WHAT YOU WILL DO
Find each line with the string "name" and report it.

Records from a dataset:
------

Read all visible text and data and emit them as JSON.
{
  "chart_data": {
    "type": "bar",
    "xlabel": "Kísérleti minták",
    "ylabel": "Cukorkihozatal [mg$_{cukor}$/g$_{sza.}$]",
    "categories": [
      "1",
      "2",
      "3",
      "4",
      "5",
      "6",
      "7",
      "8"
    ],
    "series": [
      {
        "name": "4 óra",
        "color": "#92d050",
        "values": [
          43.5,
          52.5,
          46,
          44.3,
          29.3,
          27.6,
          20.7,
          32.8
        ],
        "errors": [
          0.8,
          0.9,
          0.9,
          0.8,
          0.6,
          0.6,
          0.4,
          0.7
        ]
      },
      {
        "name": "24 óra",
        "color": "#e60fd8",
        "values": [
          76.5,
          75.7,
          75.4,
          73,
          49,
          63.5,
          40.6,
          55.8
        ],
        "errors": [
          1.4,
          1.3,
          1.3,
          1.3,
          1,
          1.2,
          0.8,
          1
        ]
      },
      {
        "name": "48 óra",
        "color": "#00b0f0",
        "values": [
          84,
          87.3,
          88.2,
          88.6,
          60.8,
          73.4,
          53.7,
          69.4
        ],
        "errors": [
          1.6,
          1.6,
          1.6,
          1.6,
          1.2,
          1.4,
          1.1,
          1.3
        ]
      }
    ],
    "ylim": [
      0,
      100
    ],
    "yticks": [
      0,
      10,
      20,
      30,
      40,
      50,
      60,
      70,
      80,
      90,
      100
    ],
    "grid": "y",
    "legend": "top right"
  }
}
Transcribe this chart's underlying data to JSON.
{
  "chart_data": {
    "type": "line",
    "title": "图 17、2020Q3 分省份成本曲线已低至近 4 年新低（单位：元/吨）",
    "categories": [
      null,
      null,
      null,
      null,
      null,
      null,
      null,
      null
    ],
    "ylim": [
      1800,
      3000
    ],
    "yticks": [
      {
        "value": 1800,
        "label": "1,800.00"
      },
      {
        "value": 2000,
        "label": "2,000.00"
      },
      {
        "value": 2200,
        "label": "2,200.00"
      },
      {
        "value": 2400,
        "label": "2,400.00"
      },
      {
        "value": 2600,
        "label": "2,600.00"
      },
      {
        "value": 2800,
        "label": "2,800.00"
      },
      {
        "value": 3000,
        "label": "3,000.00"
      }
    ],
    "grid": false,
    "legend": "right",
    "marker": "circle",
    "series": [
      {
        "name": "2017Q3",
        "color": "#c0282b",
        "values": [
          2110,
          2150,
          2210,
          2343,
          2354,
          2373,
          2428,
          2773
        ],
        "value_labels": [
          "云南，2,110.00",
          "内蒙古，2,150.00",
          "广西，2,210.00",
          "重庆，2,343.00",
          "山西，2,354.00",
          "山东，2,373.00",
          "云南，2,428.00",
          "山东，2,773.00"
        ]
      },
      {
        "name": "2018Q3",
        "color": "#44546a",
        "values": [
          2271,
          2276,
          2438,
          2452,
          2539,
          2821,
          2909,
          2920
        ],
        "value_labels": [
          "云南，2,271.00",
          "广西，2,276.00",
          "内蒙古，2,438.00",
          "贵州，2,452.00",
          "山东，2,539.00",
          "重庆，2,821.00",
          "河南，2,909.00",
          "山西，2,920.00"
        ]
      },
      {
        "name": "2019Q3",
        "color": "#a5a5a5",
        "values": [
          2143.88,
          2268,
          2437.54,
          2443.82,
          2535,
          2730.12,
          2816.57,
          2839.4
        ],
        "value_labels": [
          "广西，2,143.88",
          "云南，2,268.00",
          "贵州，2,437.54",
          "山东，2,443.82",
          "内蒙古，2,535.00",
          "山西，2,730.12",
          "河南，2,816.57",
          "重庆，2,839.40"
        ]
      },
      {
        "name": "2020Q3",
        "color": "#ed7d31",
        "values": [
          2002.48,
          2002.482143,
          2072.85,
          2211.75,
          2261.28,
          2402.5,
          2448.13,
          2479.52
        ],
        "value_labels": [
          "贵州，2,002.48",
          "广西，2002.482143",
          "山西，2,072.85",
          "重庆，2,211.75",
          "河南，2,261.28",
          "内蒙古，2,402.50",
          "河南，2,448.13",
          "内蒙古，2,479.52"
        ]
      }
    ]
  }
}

------

EXERCISE OUTPUT
        "name": "4 óra",
        "name": "24 óra",
        "name": "48 óra",
        "name": "2017Q3",
        "name": "2018Q3",
        "name": "2019Q3",
        "name": "2020Q3",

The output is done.